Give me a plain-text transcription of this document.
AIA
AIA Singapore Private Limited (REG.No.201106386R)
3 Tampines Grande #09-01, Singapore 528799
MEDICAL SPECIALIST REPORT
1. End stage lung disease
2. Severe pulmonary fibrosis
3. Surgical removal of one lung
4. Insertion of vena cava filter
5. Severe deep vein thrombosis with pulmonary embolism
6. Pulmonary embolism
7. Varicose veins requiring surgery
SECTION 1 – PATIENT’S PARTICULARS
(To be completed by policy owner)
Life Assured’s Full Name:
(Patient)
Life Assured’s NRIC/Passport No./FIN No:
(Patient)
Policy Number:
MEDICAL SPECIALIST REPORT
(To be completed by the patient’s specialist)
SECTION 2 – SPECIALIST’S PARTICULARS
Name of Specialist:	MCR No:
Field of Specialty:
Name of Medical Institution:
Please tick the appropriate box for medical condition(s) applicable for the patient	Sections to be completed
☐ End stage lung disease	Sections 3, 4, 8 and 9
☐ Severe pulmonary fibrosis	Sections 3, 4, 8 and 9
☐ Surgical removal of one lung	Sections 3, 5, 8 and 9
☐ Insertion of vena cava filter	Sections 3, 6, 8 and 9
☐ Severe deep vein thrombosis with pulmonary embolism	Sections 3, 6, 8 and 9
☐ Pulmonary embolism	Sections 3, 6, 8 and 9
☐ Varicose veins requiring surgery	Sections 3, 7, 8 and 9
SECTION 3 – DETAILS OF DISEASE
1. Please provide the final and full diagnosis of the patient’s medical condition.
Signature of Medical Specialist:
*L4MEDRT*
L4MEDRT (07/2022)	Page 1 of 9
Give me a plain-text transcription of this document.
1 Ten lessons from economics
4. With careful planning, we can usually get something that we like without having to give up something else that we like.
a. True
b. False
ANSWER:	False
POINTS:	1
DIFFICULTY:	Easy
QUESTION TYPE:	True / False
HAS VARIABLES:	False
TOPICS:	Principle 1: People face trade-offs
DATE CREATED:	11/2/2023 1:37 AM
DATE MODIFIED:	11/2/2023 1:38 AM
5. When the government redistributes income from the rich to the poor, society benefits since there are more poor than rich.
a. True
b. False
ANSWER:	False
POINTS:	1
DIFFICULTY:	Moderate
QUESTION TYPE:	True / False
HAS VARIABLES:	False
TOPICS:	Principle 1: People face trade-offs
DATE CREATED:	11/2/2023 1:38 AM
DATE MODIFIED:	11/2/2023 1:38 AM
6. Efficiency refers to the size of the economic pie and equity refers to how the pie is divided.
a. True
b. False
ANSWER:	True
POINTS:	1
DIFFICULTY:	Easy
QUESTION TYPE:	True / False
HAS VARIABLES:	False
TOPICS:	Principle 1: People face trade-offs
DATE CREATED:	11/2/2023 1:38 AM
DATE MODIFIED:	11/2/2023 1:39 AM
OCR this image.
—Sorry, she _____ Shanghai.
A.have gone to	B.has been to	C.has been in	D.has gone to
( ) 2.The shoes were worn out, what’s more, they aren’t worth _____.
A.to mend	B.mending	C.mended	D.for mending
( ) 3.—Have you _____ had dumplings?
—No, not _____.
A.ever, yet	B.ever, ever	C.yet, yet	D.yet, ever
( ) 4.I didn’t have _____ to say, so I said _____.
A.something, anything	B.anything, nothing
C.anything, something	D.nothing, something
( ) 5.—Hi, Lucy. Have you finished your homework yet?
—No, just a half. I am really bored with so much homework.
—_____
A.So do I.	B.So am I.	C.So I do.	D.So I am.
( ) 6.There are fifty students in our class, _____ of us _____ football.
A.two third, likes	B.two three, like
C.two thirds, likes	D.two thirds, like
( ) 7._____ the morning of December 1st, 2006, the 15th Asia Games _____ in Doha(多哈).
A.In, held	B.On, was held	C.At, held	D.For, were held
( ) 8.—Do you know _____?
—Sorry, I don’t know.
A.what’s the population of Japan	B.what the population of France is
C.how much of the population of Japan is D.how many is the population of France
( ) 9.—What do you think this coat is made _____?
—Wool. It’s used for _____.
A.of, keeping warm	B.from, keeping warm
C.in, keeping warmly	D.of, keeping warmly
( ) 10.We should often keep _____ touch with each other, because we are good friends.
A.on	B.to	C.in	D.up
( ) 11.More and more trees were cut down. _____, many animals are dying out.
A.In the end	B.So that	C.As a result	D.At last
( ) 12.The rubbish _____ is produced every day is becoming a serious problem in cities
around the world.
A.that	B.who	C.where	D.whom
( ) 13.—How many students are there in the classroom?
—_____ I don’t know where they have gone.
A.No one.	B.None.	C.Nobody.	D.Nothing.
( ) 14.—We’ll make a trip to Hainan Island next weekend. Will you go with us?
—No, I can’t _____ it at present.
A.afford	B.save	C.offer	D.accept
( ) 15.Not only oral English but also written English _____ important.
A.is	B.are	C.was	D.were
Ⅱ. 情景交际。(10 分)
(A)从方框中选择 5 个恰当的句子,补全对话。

___

What is asked: Copy out each line exactly as written.

Solution for this exercise:
Give me a plain-text transcription of this document.
AIA
AIA Singapore Private Limited (REG.No.201106386R)
3 Tampines Grande #09-01, Singapore 528799
MEDICAL SPECIALIST REPORT
1. End stage lung disease
2. Severe pulmonary fibrosis
3. Surgical removal of one lung
4. Insertion of vena cava filter
5. Severe deep vein thrombosis with pulmonary embolism
6. Pulmonary embolism
7. Varicose veins requiring surgery
SECTION 1 – PATIENT’S PARTICULARS
(To be completed by policy owner)
Life Assured’s Full Name:
(Patient)
Life Assured’s NRIC/Passport No./FIN No:
(Patient)
Policy Number:
MEDICAL SPECIALIST REPORT
(To be completed by the patient’s specialist)
SECTION 2 – SPECIALIST’S PARTICULARS
Name of Specialist:	MCR No:
Field of Specialty:
Name of Medical Institution:
Please tick the appropriate box for medical condition(s) applicable for the patient	Sections to be completed
☐ End stage lung disease	Sections 3, 4, 8 and 9
☐ Severe pulmonary fibrosis	Sections 3, 4, 8 and 9
☐ Surgical removal of one lung	Sections 3, 5, 8 and 9
☐ Insertion of vena cava filter	Sections 3, 6, 8 and 9
☐ Severe deep vein thrombosis with pulmonary embolism	Sections 3, 6, 8 and 9
☐ Pulmonary embolism	Sections 3, 6, 8 and 9
☐ Varicose veins requiring surgery	Sections 3, 7, 8 and 9
SECTION 3 – DETAILS OF DISEASE
1. Please provide the final and full diagnosis of the patient’s medical condition.
Signature of Medical Specialist:
*L4MEDRT*
L4MEDRT (07/2022)	Page 1 of 9
Give me a plain-text transcription of this document.
1 Ten lessons from economics
4. With careful planning, we can usually get something that we like without having to give up something else that we like.
a. True
b. False
ANSWER:	False
POINTS:	1
DIFFICULTY:	Easy
QUESTION TYPE:	True / False
HAS VARIABLES:	False
TOPICS:	Principle 1: People face trade-offs
DATE CREATED:	11/2/2023 1:37 AM
DATE MODIFIED:	11/2/2023 1:38 AM
5. When the government redistributes income from the rich to the poor, society benefits since there are more poor than rich.
a. True
b. False
ANSWER:	False
POINTS:	1
DIFFICULTY:	Moderate
QUESTION TYPE:	True / False
HAS VARIABLES:	False
TOPICS:	Principle 1: People face trade-offs
DATE CREATED:	11/2/2023 1:38 AM
DATE MODIFIED:	11/2/2023 1:38 AM
6. Efficiency refers to the size of the economic pie and equity refers to how the pie is divided.
a. True
b. False
ANSWER:	True
POINTS:	1
DIFFICULTY:	Easy
QUESTION TYPE:	True / False
HAS VARIABLES:	False
TOPICS:	Principle 1: People face trade-offs
DATE CREATED:	11/2/2023 1:38 AM
DATE MODIFIED:	11/2/2023 1:39 AM
OCR this image.
—Sorry, she _____ Shanghai.
A.have gone to	B.has been to	C.has been in	D.has gone to
( ) 2.The shoes were worn out, what’s more, they aren’t worth _____.
A.to mend	B.mending	C.mended	D.for mending
( ) 3.—Have you _____ had dumplings?
—No, not _____.
A.ever, yet	B.ever, ever	C.yet, yet	D.yet, ever
( ) 4.I didn’t have _____ to say, so I said _____.
A.something, anything	B.anything, nothing
C.anything, something	D.nothing, something
( ) 5.—Hi, Lucy. Have you finished your homework yet?
—No, just a half. I am really bored with so much homework.
—_____
A.So do I.	B.So am I.	C.So I do.	D.So I am.
( ) 6.There are fifty students in our class, _____ of us _____ football.
A.two third, likes	B.two three, like
C.two thirds, likes	D.two thirds, like
( ) 7._____ the morning of December 1st, 2006, the 15th Asia Games _____ in Doha(多哈).
A.In, held	B.On, was held	C.At, held	D.For, were held
( ) 8.—Do you know _____?
—Sorry, I don’t know.
A.what’s the population of Japan	B.what the population of France is
C.how much of the population of Japan is D.how many is the population of France
( ) 9.—What do you think this coat is made _____?
—Wool. It’s used for _____.
A.of, keeping warm	B.from, keeping warm
C.in, keeping warmly	D.of, keeping warmly
( ) 10.We should often keep _____ touch with each other, because we are good friends.
A.on	B.to	C.in	D.up
( ) 11.More and more trees were cut down. _____, many animals are dying out.
A.In the end	B.So that	C.As a result	D.At last
( ) 12.The rubbish _____ is produced every day is becoming a serious problem in cities
around the world.
A.that	B.who	C.where	D.whom
( ) 13.—How many students are there in the classroom?
—_____ I don’t know where they have gone.
A.No one.	B.None.	C.Nobody.	D.Nothing.
( ) 14.—We’ll make a trip to Hainan Island next weekend. Will you go with us?
—No, I can’t _____ it at present.
A.afford	B.save	C.offer	D.accept
( ) 15.Not only oral English but also written English _____ important.
A.is	B.are	C.was	D.were
Ⅱ. 情景交际。(10 分)
(A)从方框中选择 5 个恰当的句子,补全对话。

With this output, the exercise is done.